## [WHAT YOU HAVE TO DO]
Repeat the whole of the data, keeping every detail the same.

[Saved entries]

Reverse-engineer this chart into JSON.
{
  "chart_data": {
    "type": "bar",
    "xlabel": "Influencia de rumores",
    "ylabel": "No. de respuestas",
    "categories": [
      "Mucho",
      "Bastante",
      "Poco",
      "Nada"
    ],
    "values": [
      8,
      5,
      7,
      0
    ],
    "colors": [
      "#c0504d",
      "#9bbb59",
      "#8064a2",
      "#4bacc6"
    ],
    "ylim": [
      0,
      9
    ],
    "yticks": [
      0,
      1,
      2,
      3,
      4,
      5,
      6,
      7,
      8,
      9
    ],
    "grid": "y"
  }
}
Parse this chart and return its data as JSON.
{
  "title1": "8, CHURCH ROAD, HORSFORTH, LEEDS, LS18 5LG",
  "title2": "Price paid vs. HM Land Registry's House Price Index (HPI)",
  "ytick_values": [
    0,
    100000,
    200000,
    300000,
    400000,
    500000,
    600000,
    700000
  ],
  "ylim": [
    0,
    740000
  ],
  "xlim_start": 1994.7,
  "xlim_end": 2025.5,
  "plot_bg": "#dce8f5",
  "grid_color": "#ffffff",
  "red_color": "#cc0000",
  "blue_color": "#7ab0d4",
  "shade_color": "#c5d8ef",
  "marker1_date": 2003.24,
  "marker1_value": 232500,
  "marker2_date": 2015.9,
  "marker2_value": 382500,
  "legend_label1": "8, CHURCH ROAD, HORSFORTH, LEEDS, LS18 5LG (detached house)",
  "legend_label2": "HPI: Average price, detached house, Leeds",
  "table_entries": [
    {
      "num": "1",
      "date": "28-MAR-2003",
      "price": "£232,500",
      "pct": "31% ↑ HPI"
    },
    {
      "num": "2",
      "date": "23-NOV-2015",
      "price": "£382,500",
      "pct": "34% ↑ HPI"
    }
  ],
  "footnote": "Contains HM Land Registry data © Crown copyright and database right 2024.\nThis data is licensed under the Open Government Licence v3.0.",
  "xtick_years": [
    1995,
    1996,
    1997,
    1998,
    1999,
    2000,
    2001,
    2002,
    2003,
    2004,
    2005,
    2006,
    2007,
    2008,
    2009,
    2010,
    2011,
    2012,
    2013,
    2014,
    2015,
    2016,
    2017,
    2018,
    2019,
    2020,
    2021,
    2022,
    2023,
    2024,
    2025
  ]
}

## [SOLUTION TO THIS PROBLEM]
Reverse-engineer this chart into JSON.
{
  "chart_data": {
    "type": "bar",
    "xlabel": "Influencia de rumores",
    "ylabel": "No. de respuestas",
    "categories": [
      "Mucho",
      "Bastante",
      "Poco",
      "Nada"
    ],
    "values": [
      8,
      5,
      7,
      0
    ],
    "colors": [
      "#c0504d",
      "#9bbb59",
      "#8064a2",
      "#4bacc6"
    ],
    "ylim": [
      0,
      9
    ],
    "yticks": [
      0,
      1,
      2,
      3,
      4,
      5,
      6,
      7,
      8,
      9
    ],
    "grid": "y"
  }
}
Parse this chart and return its data as JSON.
{
  "title1": "8, CHURCH ROAD, HORSFORTH, LEEDS, LS18 5LG",
  "title2": "Price paid vs. HM Land Registry's House Price Index (HPI)",
  "ytick_values": [
    0,
    100000,
    200000,
    300000,
    400000,
    500000,
    600000,
    700000
  ],
  "ylim": [
    0,
    740000
  ],
  "xlim_start": 1994.7,
  "xlim_end": 2025.5,
  "plot_bg": "#dce8f5",
  "grid_color": "#ffffff",
  "red_color": "#cc0000",
  "blue_color": "#7ab0d4",
  "shade_color": "#c5d8ef",
  "marker1_date": 2003.24,
  "marker1_value": 232500,
  "marker2_date": 2015.9,
  "marker2_value": 382500,
  "legend_label1": "8, CHURCH ROAD, HORSFORTH, LEEDS, LS18 5LG (detached house)",
  "legend_label2": "HPI: Average price, detached house, Leeds",
  "table_entries": [
    {
      "num": "1",
      "date": "28-MAR-2003",
      "price": "£232,500",
      "pct": "31% ↑ HPI"
    },
    {
      "num": "2",
      "date": "23-NOV-2015",
      "price": "£382,500",
      "pct": "34% ↑ HPI"
    }
  ],
  "footnote": "Contains HM Land Registry data © Crown copyright and database right 2024.\nThis data is licensed under the Open Government Licence v3.0.",
  "xtick_years": [
    1995,
    1996,
    1997,
    1998,
    1999,
    2000,
    2001,
    2002,
    2003,
    2004,
    2005,
    2006,
    2007,
    2008,
    2009,
    2010,
    2011,
    2012,
    2013,
    2014,
    2015,
    2016,
    2017,
    2018,
    2019,
    2020,
    2021,
    2022,
    2023,
    2024,
    2025
  ]
}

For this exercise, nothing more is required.